Take each line containing the word "winning" and copy it.

Given information
— Begin —

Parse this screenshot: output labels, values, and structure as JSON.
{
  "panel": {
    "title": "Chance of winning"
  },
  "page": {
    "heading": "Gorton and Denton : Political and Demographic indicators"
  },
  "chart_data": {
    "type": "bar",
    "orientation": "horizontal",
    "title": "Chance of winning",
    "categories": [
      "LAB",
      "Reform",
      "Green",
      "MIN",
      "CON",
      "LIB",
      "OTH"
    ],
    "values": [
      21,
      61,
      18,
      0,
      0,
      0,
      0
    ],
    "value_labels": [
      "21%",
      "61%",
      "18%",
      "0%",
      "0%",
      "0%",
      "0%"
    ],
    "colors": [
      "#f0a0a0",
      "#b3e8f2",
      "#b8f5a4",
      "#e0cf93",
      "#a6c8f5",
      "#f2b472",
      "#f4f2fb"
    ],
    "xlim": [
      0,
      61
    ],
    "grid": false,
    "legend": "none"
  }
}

— End —

The completed task
    "title": "Chance of winning"
    "title": "Chance of winning",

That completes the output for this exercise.